THE TASK ->
Copy each line with the word "personales" in it.
## Start MATERIAL
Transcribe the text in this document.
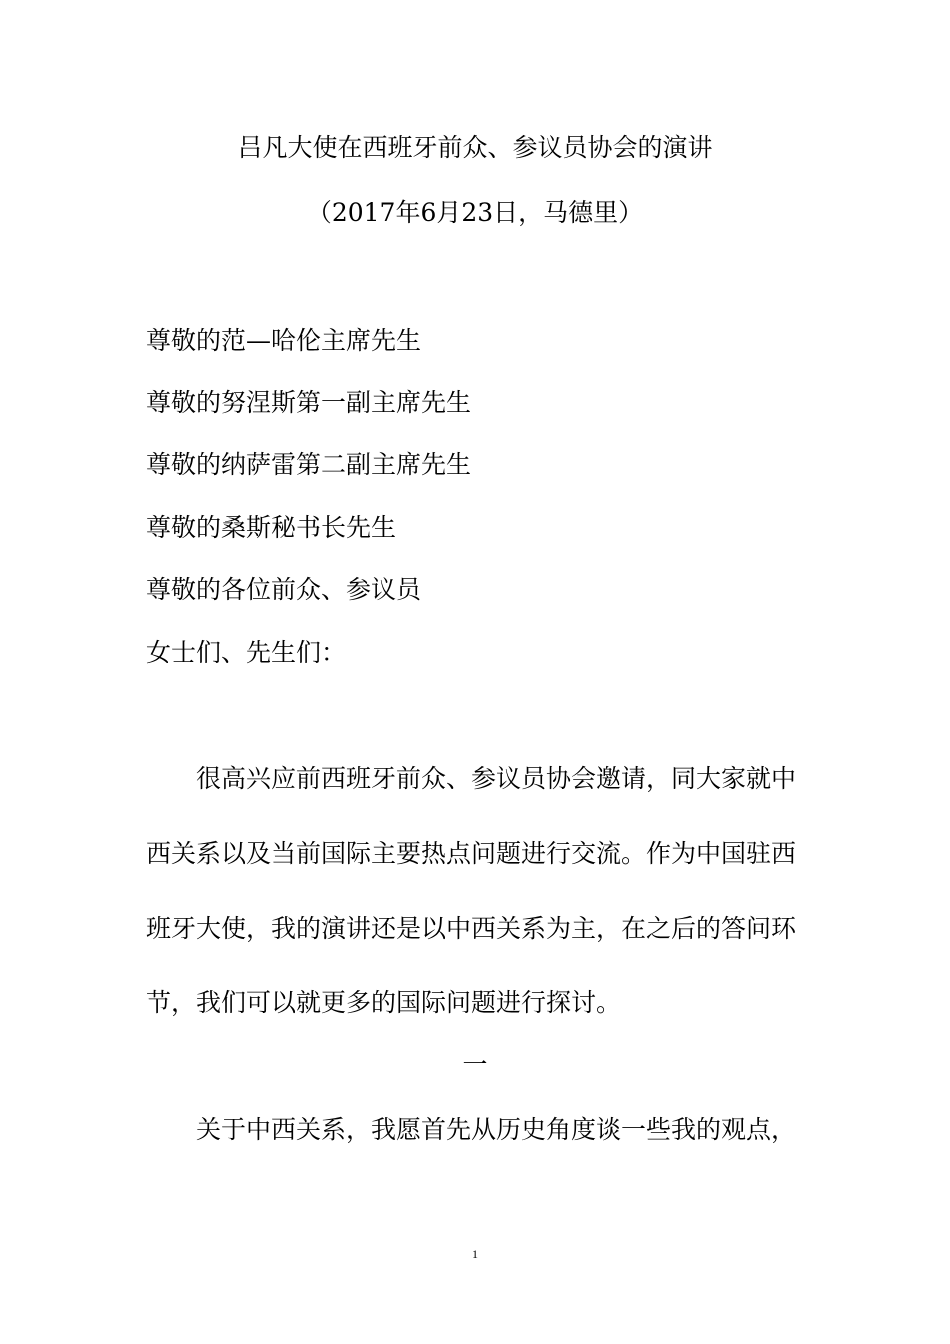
吕凡大使在西班牙前众、参议员协会的演讲
（2017年6月23日，马德里）
尊敬的范—哈伦主席先生
尊敬的努涅斯第一副主席先生
尊敬的纳萨雷第二副主席先生
尊敬的桑斯秘书长先生
尊敬的各位前众、参议员
女士们、先生们：
很高兴应前西班牙前众、参议员协会邀请，同大家就中
西关系以及当前国际主要热点问题进行交流。作为中国驻西
班牙大使，我的演讲还是以中西关系为主，在之后的答问环
节，我们可以就更多的国际问题进行探讨。
一
关于中西关系，我愿首先从历史角度谈一些我的观点，
1
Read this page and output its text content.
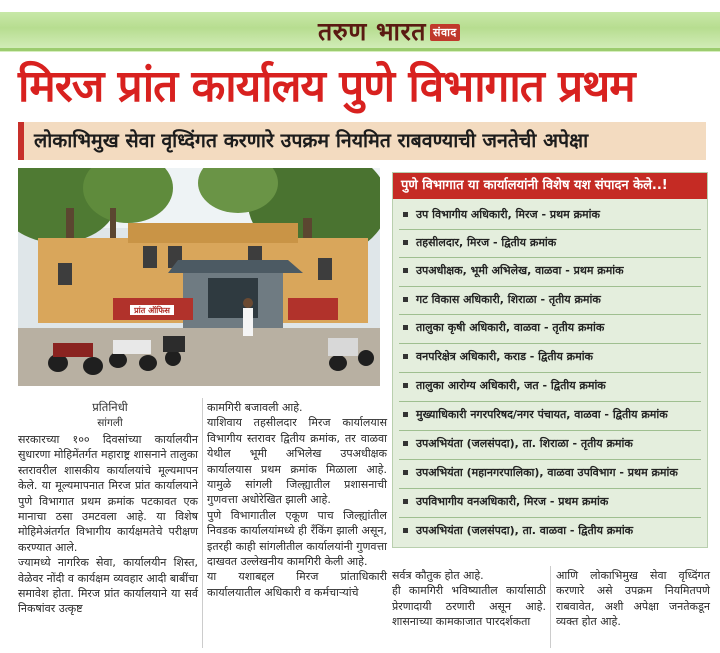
तरुण भारत संवाद
मिरज प्रांत कार्यालय पुणे विभागात प्रथम
लोकाभिमुख सेवा वृध्दिंगत करणारे उपक्रम नियमित राबवण्याची जनतेची अपेक्षा
प्रांत ऑफिस
पुणे विभागात या कार्यालयांनी विशेष यश संपादन केले..!
उप विभागीय अधिकारी, मिरज - प्रथम क्रमांक
तहसीलदार, मिरज - द्वितीय क्रमांक
उपअधीक्षक, भूमी अभिलेख, वाळवा - प्रथम क्रमांक
गट विकास अधिकारी, शिराळा - तृतीय क्रमांक
तालुका कृषी अधिकारी, वाळवा - तृतीय क्रमांक
वनपरिक्षेत्र अधिकारी, कराड - द्वितीय क्रमांक
तालुका आरोग्य अधिकारी, जत - द्वितीय क्रमांक
मुख्याधिकारी नगरपरिषद/नगर पंचायत, वाळवा - द्वितीय क्रमांक
उपअभियंता (जलसंपदा), ता. शिराळा - तृतीय क्रमांक
उपअभियंता (महानगरपालिका), वाळवा उपविभाग - प्रथम क्रमांक
उपविभागीय वनअधिकारी, मिरज - प्रथम क्रमांक
उपअभियंता (जलसंपदा), ता. वाळवा - द्वितीय क्रमांक
प्रतिनिधी
सांगली
सरकारच्या १०० दिवसांच्या कार्यालयीन सुधारणा मोहिमेंतर्गत महाराष्ट्र शासनाने तालुका स्तरावरील शासकीय कार्यालयांचे मूल्यमापन केले. या मूल्यमापनात मिरज प्रांत कार्यालयाने पुणे विभागात प्रथम क्रमांक पटकावत एक मानाचा ठसा उमटवला आहे. या विशेष मोहिमेअंतर्गत विभागीय कार्यक्षमतेचे परीक्षण करण्यात आले.
ज्यामध्ये नागरिक सेवा, कार्यालयीन शिस्त, वेळेवर नोंदी व कार्यक्षम व्यवहार आदी बाबींचा समावेश होता. मिरज प्रांत कार्यालयाने या सर्व निकषांवर उत्कृष्ट
कामगिरी बजावली आहे.
याशिवाय तहसीलदार मिरज कार्यालयास विभागीय स्तरावर द्वितीय क्रमांक, तर वाळवा येथील भूमी अभिलेख उपअधीक्षक कार्यालयास प्रथम क्रमांक मिळाला आहे. यामुळे सांगली जिल्ह्यातील प्रशासनाची गुणवत्ता अधोरेखित झाली आहे.
पुणे विभागातील एकूण पाच जिल्ह्यांतील निवडक कार्यालयांमध्ये ही रँकिंग झाली असून, इतरही काही सांगलीतील कार्यालयांनी गुणवत्ता दाखवत उल्लेखनीय कामगिरी केली आहे.
या यशाबद्दल मिरज प्रांताधिकारी कार्यालयातील अधिकारी व कर्मचाऱ्यांचे
सर्वत्र कौतुक होत आहे.
ही कामगिरी भविष्यातील कार्यासाठी प्रेरणादायी ठरणारी असून आहे. शासनाच्या कामकाजात पारदर्शकता
आणि लोकाभिमुख सेवा वृध्दिंगत करणारे असे उपक्रम नियमितपणे राबवावेत, अशी अपेक्षा जनतेकडून व्यक्त होत आहे.
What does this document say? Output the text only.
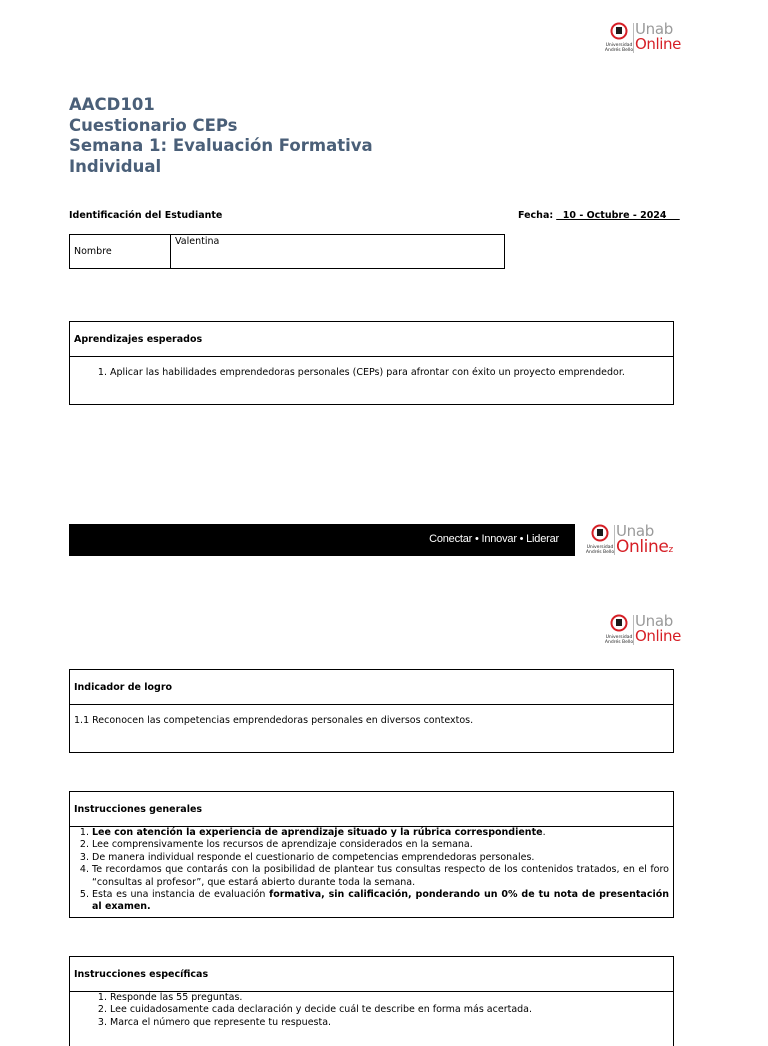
Universidad
Andrés Bello
Unab
Online
AACD101
Cuestionario CEPs
Semana 1: Evaluación Formativa
Individual
Identificación del Estudiante	Fecha:   10 - Octubre - 2024
Nombre	Valentina
Aprendizajes esperados
1. Aplicar las habilidades emprendedoras personales (CEPs) para afrontar con éxito un proyecto emprendedor.
Conectar • Innovar • Liderar
Universidad
Andrés Bello
Unab
Onlinez
Universidad
Andrés Bello
Unab
Online
Indicador de logro
1.1 Reconocen las competencias emprendedoras personales en diversos contextos.
Instrucciones generales
1. Lee con atención la experiencia de aprendizaje situado y la rúbrica correspondiente.
2. Lee comprensivamente los recursos de aprendizaje considerados en la semana.
3. De manera individual responde el cuestionario de competencias emprendedoras personales.
4. Te recordamos que contarás con la posibilidad de plantear tus consultas respecto de los contenidos tratados, en el foro “consultas al profesor”, que estará abierto durante toda la semana.
5. Esta es una instancia de evaluación formativa, sin calificación, ponderando un 0% de tu nota de presentación al examen.
Instrucciones específicas
1. Responde las 55 preguntas.
2. Lee cuidadosamente cada declaración y decide cuál te describe en forma más acertada.
3. Marca el número que represente tu respuesta.
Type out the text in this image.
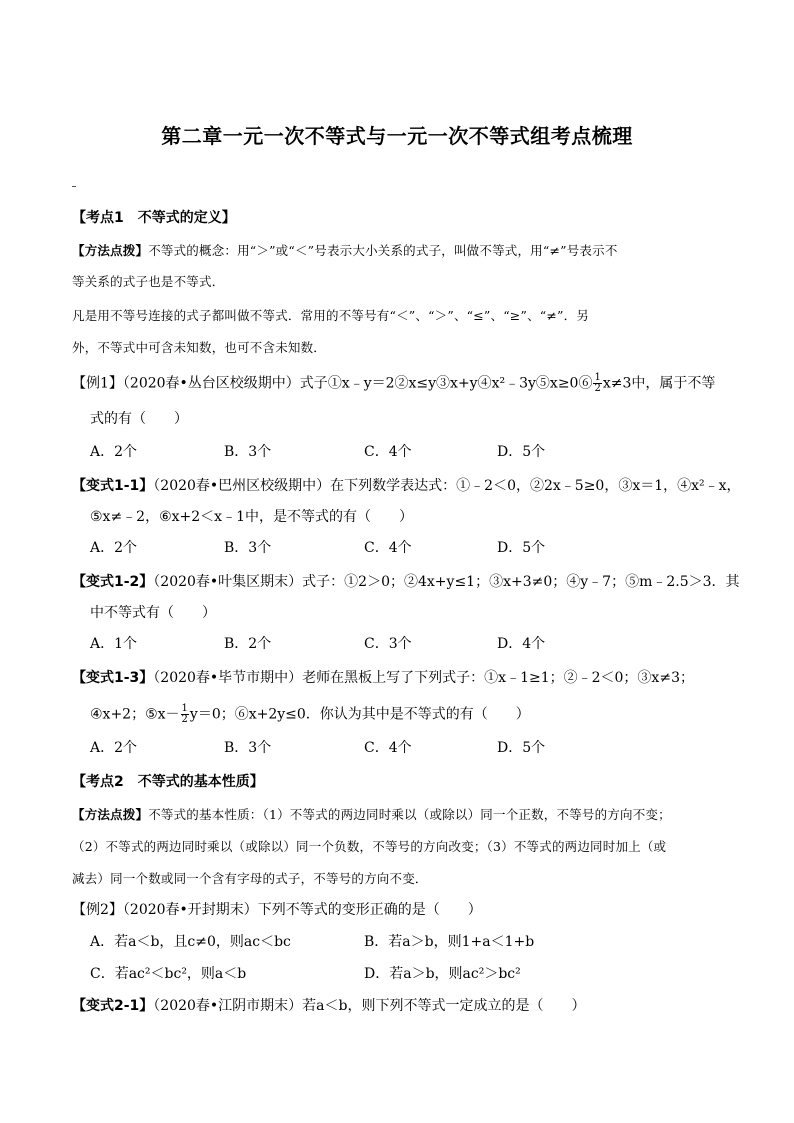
第二章一元一次不等式与一元一次不等式组考点梳理
【考点1　不等式的定义】
【方法点拨】不等式的概念：用“＞”或“＜”号表示大小关系的式子，叫做不等式，用“≠”号表示不
等关系的式子也是不等式．
凡是用不等号连接的式子都叫做不等式．常用的不等号有“＜”、“＞”、“≤”、“≥”、“≠”．另
外，不等式中可含未知数，也可不含未知数．
【例1】（2020春•丛台区校级期中）式子①x﹣y＝2②x≤y③x+y④x²﹣3y⑤x≥0⑥ $\frac{1}{2} x\ne 3$中，属于不等
式的有（　　）
A．2个	B．3个	C．4个	D．5个
【变式1-1】（2020春•巴州区校级期中）在下列数学表达式：①﹣2＜0，②2x﹣5≥0，③x＝1，④x²﹣x，
⑤x≠﹣2，⑥x+2＜x﹣1中，是不等式的有（　　）
A．2个	B．3个	C．4个	D．5个
【变式1-2】（2020春•叶集区期末）式子：①2＞0；②4x+y≤1；③x+3≠0；④y﹣7；⑤m﹣2.5＞3．其
中不等式有（　　）
A．1个	B．2个	C．3个	D．4个
【变式1-3】（2020春•毕节市期中）老师在黑板上写了下列式子：①x﹣1≥1；②﹣2＜0；③x≠3；
④x+2；⑤x－ $\frac{1}{2} y=0$；⑥x+2y≤0．你认为其中是不等式的有（　　）
A．2个	B．3个	C．4个	D．5个
【考点2　不等式的基本性质】
【方法点拨】不等式的基本性质：（1）不等式的两边同时乘以（或除以）同一个正数，不等号的方向不变；
（2）不等式的两边同时乘以（或除以）同一个负数，不等号的方向改变；（3）不等式的两边同时加上（或
减去）同一个数或同一个含有字母的式子，不等号的方向不变．
【例2】（2020春•开封期末）下列不等式的变形正确的是（　　）
A．若a＜b，且c≠0，则ac＜bc	B．若a＞b，则1+a＜1+b
C．若ac²＜bc²，则a＜b	D．若a＞b，则ac²＞bc²
【变式2-1】（2020春•江阴市期末）若a＜b，则下列不等式一定成立的是（　　）
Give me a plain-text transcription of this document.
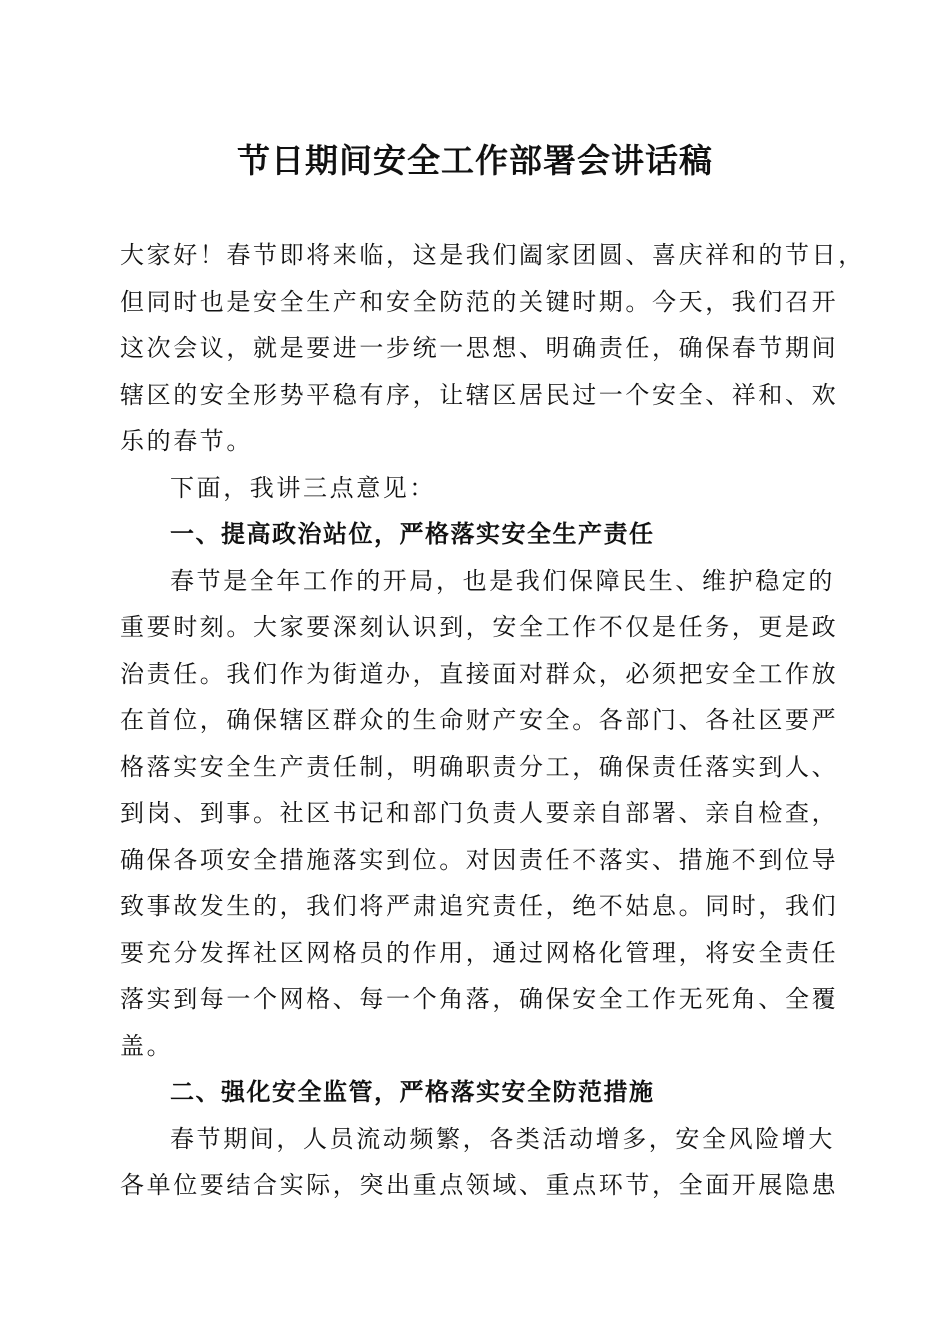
节日期间安全工作部署会讲话稿

大家好！春节即将来临，这是我们阖家团圆、喜庆祥和的节日，
但同时也是安全生产和安全防范的关键时期。今天，我们召开
这次会议，就是要进一步统一思想、明确责任，确保春节期间
辖区的安全形势平稳有序，让辖区居民过一个安全、祥和、欢
乐的春节。

下面，我讲三点意见：

一、提高政治站位，严格落实安全生产责任

春节是全年工作的开局，也是我们保障民生、维护稳定的
重要时刻。大家要深刻认识到，安全工作不仅是任务，更是政
治责任。我们作为街道办，直接面对群众，必须把安全工作放
在首位，确保辖区群众的生命财产安全。各部门、各社区要严
格落实安全生产责任制，明确职责分工，确保责任落实到人、
到岗、到事。社区书记和部门负责人要亲自部署、亲自检查，
确保各项安全措施落实到位。对因责任不落实、措施不到位导
致事故发生的，我们将严肃追究责任，绝不姑息。同时，我们
要充分发挥社区网格员的作用，通过网格化管理，将安全责任
落实到每一个网格、每一个角落，确保安全工作无死角、全覆
盖。

二、强化安全监管，严格落实安全防范措施

春节期间，人员流动频繁，各类活动增多，安全风险增大
各单位要结合实际，突出重点领域、重点环节，全面开展隐患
## End MATERIAL
TASK OUTPUT ->
1. Aplicar las habilidades emprendedoras personales (CEPs) para afrontar con éxito un proyecto emprendedor.
1.1 Reconocen las competencias emprendedoras personales en diversos contextos.
3. De manera individual responde el cuestionario de competencias emprendedoras personales.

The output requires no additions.